Testo da leggere

--------

Kynodontas: Opprimere l’Opprimente Oppressione dell’Oppressore

DI ALBERTO GROMETTO

Chi non ama la famiglia? La famiglia è Casa, la famiglia è Amore, la famiglia è Famiglia! Giusto? E tutte queste cose sono bellissime, no? Dico: Casa, Amore e Famiglia… no? No, non sempre invece. 

Dovrebbero essere cose bellissime, nel nostro immaginario sentiamo che DEVONO essere bellissime, che è la Natura stessa che ci impone di considerarle belle. Ma questo non significa che lo siano. 

Spesso nella Storia della Narrativa, ma se per questo pure nella Vita di tutti i giorni, Casa, Amore e Famiglia vengono viste e vissute nella loro accezione più negativa, e cioè come legami che ci costringono e ci strozzano e ci straziano. Ma credo nessun film prenda un oggetto così intimo e, almeno sulla carta, innocente e puro come gli amori famigliari e ce li mostri e addirittura ce li faccia vivere in maniera più grottesca, orribile, orrenda e nefasta di quanto non faccia quel Geniaccio Incredibile che è YORGOS LANTHIMOS nel suo tutt’altro che clemente film: KYNODONTAS!!! 

Questo è il suo primo vero successo, il film che gli fa fare il Grande Salto, la pellicola dopo la quale Lanthimos diventa IL MAESTRO LANTHIMOS imponendosi all’attenzione del Mondo intero. Era il 2009 quando questa perla di pellicola, nota anche col titolo inglese «Dogtooth» (benché la pronuncia in lingua greca suoni decisamente più aspra e maligna, come il film stesso!!!), uscì in anteprima mondiale alla 62ª edizione del Festival di Cannes. E furono applausi.

L’allora trentacinquenne Yorgos fino a quel momento aveva realizzato solamente due film: la sua pellicola d’esordio «My Best Friend» realizzata fianco a fianco del Mentore LAKIS LAZOPOULOS e la sua prima audace produzione da solista ritenuta ancora troppo “sperimentale” (qualsiasi cosa essa significhi) perché potesse dargli la gloria. E poi arrivò questo film, il cui titolo significa “canino”. Come il dente.

--------

Segmento di dati
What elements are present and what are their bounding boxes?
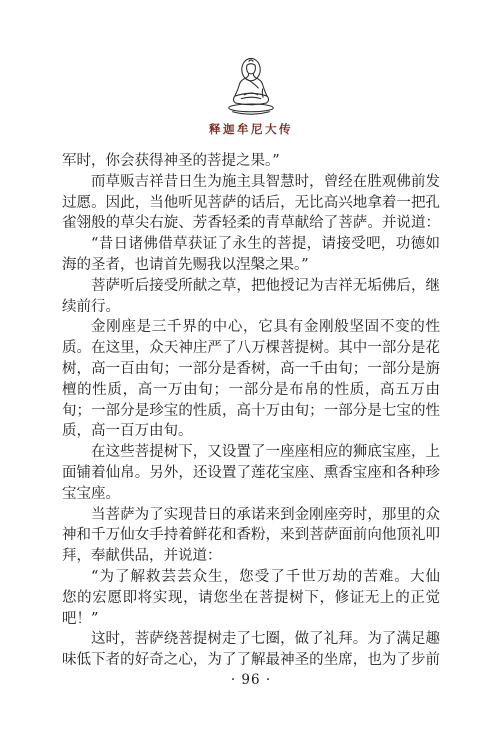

--------

Compiti da svolgere
1. Risponda alle seguenti domande sul testo dedicato a Kynodontas:
(a) In quale anno e in quale edizione del Festival di Cannes il film uscì in anteprima mondiale?
(b) Con quale titolo inglese è noto anche il film?
(c) Chi è indicato come mentore accanto al quale Lanthimos realizzò «My Best Friend»?
2. Copi dal testo dedicato a Kynodontas tutto il brano che va da "Chi non ama" fino a "non sempre invece.".

Risposte per compito
1.
(a) Nel 2009, alla 62ª edizione.
(b) «Dogtooth».
(c) Lakis Lazopoulos.

2.
Chi non ama la famiglia? La famiglia è Casa, la famiglia è Amore, la famiglia è Famiglia! Giusto? E tutte queste cose sono bellissime, no? Dico: Casa, Amore e Famiglia… no? No, non sempre invece.